*** Block opens ***
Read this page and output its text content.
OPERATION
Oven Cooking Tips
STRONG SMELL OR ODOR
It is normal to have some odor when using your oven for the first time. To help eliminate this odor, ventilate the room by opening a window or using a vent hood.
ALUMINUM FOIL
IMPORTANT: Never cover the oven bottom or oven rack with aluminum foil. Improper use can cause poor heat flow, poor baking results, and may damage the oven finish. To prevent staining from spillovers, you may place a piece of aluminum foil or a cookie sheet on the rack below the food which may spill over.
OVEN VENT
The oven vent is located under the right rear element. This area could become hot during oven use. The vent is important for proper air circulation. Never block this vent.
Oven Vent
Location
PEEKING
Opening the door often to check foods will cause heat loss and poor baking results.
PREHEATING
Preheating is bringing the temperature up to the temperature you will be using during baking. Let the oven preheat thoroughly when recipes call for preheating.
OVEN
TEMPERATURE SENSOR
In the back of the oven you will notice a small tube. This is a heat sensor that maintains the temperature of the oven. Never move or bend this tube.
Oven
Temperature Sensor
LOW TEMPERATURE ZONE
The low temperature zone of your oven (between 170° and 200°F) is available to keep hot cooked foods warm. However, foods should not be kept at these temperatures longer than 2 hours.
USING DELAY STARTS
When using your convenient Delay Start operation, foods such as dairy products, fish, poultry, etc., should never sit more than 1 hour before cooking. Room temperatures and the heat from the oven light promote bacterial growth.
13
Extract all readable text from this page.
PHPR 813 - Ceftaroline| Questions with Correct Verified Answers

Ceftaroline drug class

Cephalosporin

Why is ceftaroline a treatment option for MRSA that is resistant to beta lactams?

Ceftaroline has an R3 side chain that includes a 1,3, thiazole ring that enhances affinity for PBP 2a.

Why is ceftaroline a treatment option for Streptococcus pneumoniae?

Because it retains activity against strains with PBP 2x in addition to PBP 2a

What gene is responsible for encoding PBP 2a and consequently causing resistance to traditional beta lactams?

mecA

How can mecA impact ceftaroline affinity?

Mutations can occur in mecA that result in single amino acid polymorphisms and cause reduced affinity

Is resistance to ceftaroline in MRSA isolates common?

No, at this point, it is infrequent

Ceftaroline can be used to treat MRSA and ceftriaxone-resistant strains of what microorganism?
*** Block closes ***
Please copy out every line of the preceding listing that carries "lactams".

## Written reply
Why is ceftaroline a treatment option for MRSA that is resistant to beta lactams?
What gene is responsible for encoding PBP 2a and consequently causing resistance to traditional beta lactams?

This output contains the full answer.